WHAT TO WORK ON:
Gather up the lines with the word "pero" in them.
%%
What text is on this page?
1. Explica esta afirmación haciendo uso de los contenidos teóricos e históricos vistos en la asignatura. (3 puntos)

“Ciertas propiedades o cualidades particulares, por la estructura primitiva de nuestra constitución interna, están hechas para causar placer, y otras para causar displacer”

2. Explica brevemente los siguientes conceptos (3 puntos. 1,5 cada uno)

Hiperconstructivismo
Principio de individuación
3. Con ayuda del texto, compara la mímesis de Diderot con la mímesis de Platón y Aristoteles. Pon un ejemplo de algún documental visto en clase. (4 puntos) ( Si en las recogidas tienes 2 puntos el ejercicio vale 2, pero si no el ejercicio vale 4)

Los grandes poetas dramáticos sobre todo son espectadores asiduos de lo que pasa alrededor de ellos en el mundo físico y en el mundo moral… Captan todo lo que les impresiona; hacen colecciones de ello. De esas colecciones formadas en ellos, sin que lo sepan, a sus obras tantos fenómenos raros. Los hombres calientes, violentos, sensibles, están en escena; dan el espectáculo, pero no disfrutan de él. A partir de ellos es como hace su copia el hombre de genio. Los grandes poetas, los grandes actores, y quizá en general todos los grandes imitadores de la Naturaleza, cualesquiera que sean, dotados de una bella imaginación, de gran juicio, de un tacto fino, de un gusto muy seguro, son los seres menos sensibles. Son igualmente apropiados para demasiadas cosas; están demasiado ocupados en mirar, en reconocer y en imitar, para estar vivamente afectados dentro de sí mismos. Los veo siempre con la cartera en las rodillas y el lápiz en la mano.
%%
%%
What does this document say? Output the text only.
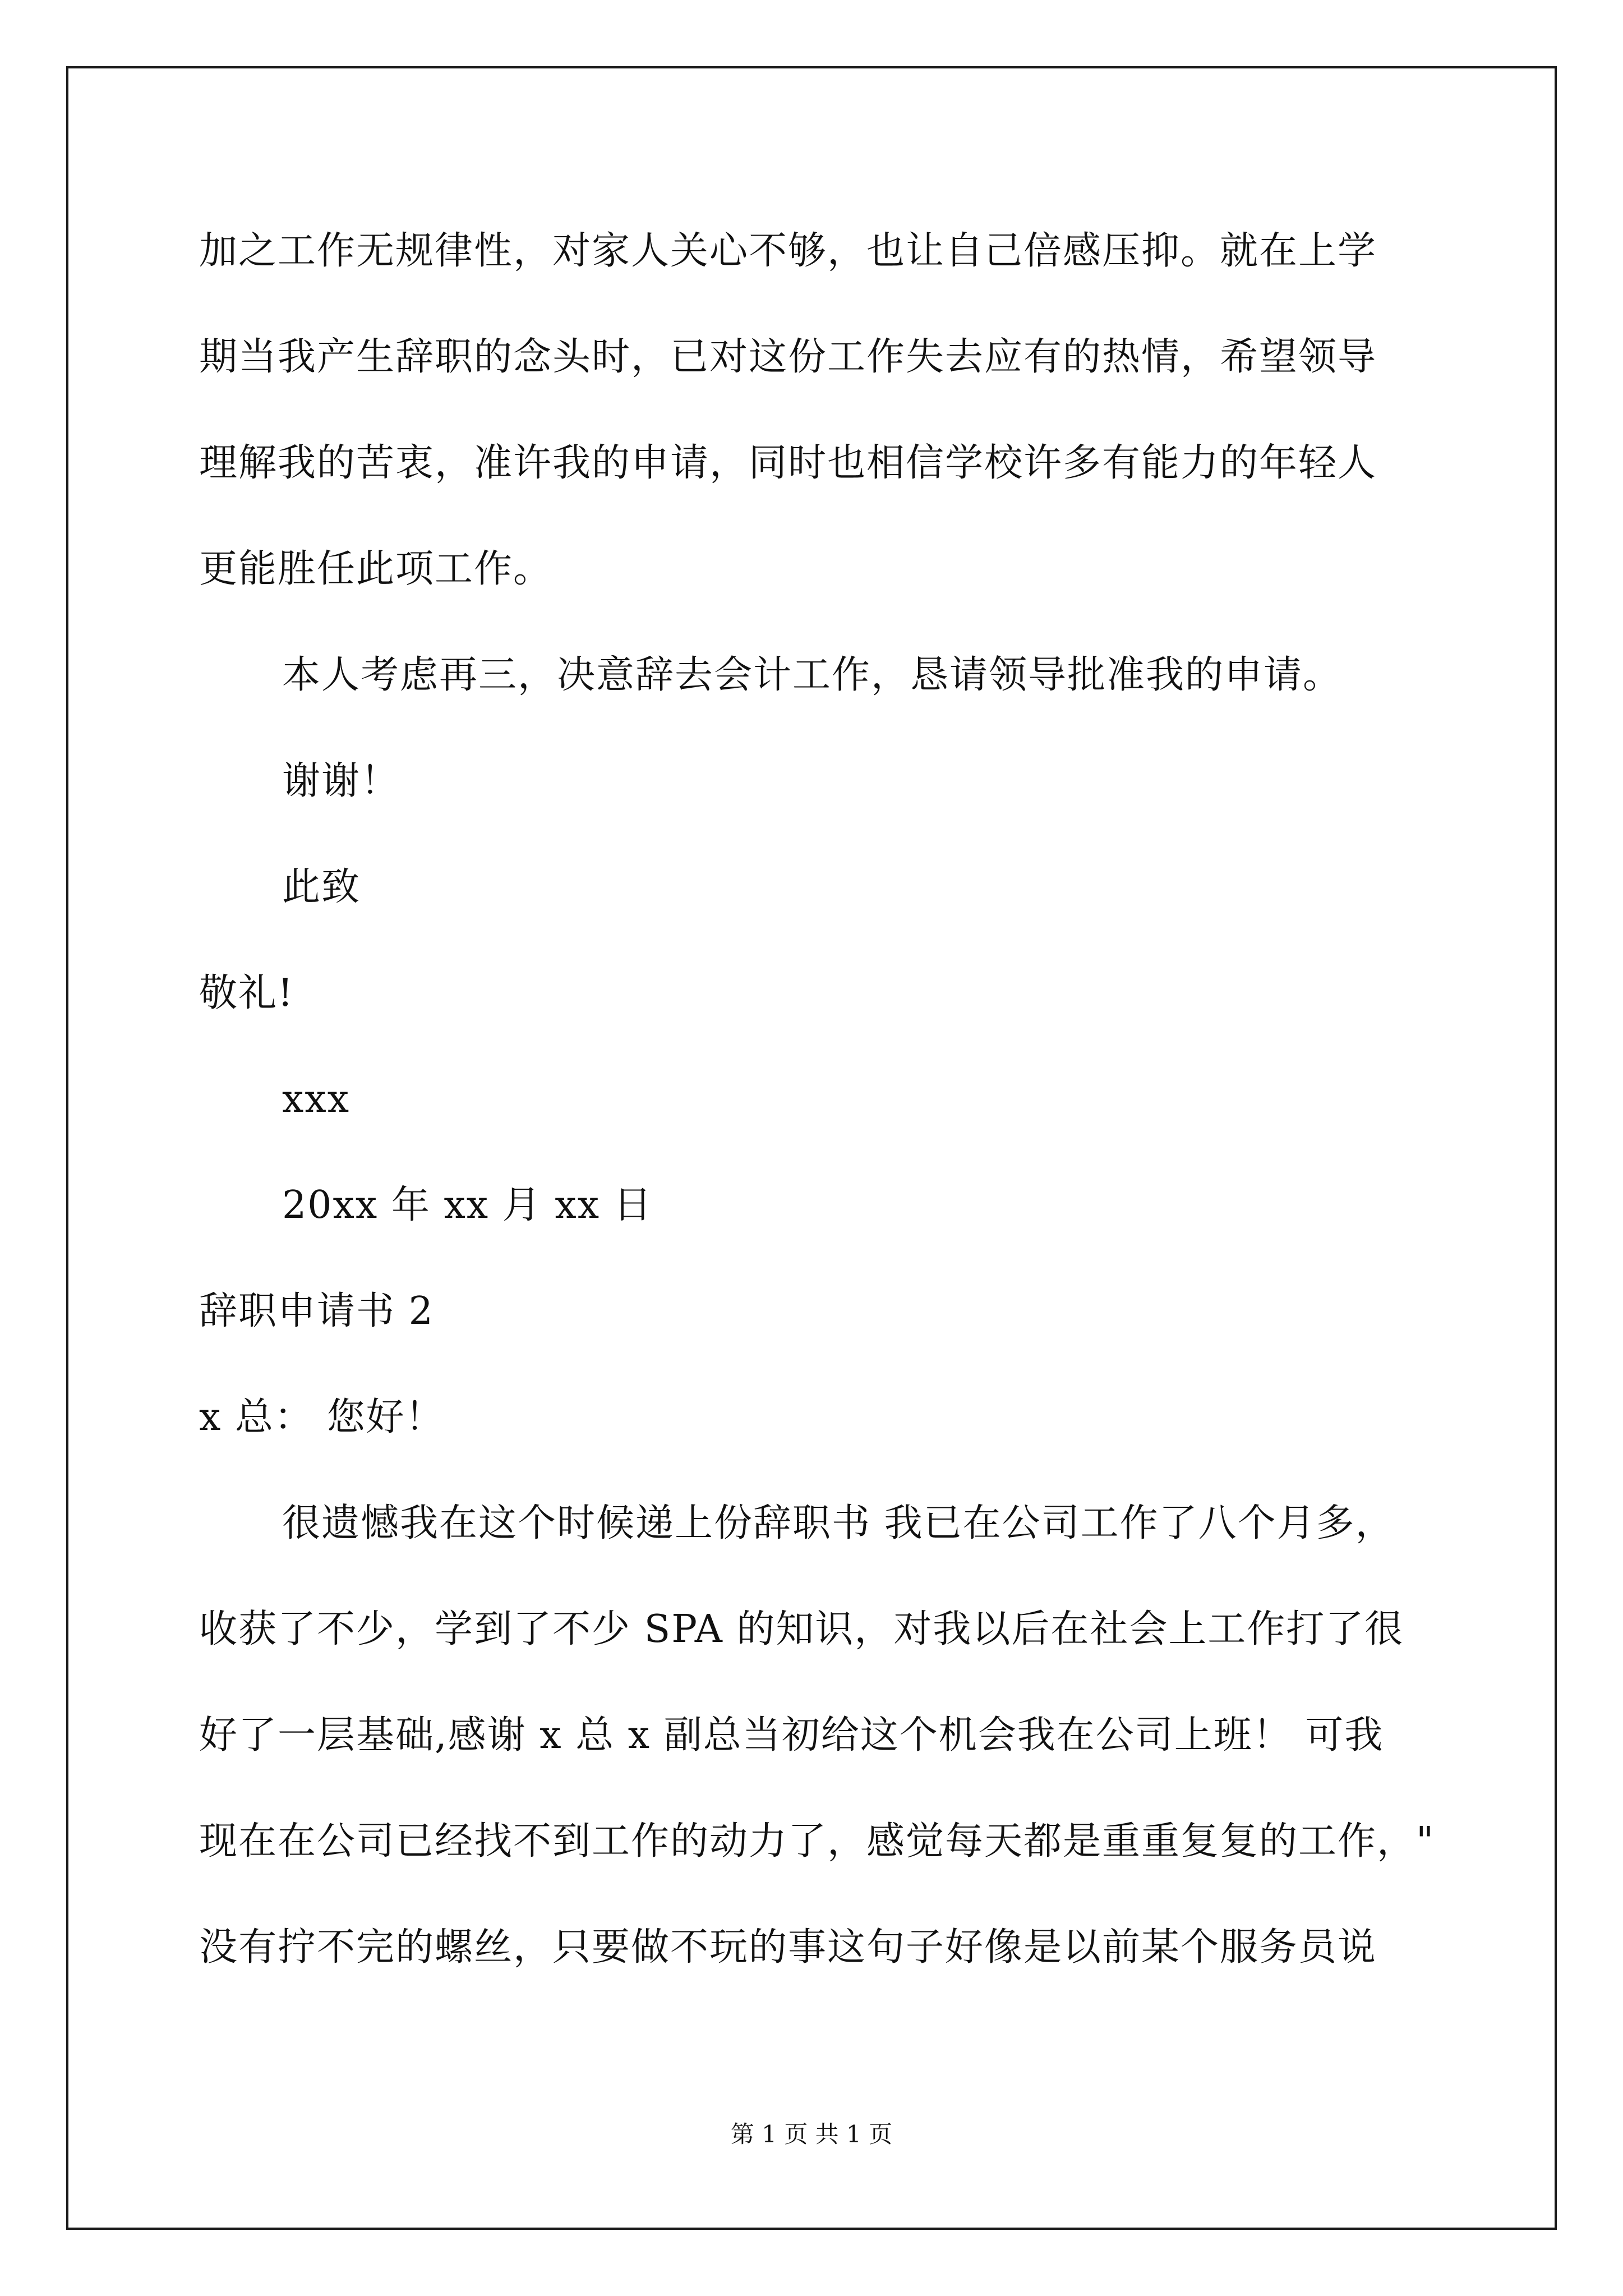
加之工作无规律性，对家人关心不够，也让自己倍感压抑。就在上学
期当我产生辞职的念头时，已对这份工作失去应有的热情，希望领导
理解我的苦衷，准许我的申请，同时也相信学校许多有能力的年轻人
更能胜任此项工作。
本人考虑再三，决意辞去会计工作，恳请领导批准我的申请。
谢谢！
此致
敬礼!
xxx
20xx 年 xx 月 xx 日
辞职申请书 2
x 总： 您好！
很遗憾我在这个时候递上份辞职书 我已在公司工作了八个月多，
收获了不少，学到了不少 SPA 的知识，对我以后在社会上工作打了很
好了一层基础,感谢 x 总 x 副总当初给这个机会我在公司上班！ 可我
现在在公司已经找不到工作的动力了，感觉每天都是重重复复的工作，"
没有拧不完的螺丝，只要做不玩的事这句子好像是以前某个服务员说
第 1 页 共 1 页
%%
SOLUTION TO THIS TASK:
3. Con ayuda del texto, compara la mímesis de Diderot con la mímesis de Platón y Aristoteles. Pon un ejemplo de algún documental visto en clase. (4 puntos) ( Si en las recogidas tienes 2 puntos el ejercicio vale 2, pero si no el ejercicio vale 4)
Los grandes poetas dramáticos sobre todo son espectadores asiduos de lo que pasa alrededor de ellos en el mundo físico y en el mundo moral… Captan todo lo que les impresiona; hacen colecciones de ello. De esas colecciones formadas en ellos, sin que lo sepan, a sus obras tantos fenómenos raros. Los hombres calientes, violentos, sensibles, están en escena; dan el espectáculo, pero no disfrutan de él. A partir de ellos es como hace su copia el hombre de genio. Los grandes poetas, los grandes actores, y quizá en general todos los grandes imitadores de la Naturaleza, cualesquiera que sean, dotados de una bella imaginación, de gran juicio, de un tacto fino, de un gusto muy seguro, son los seres menos sensibles. Son igualmente apropiados para demasiadas cosas; están demasiado ocupados en mirar, en reconocer y en imitar, para estar vivamente afectados dentro de sí mismos. Los veo siempre con la cartera en las rodillas y el lápiz en la mano.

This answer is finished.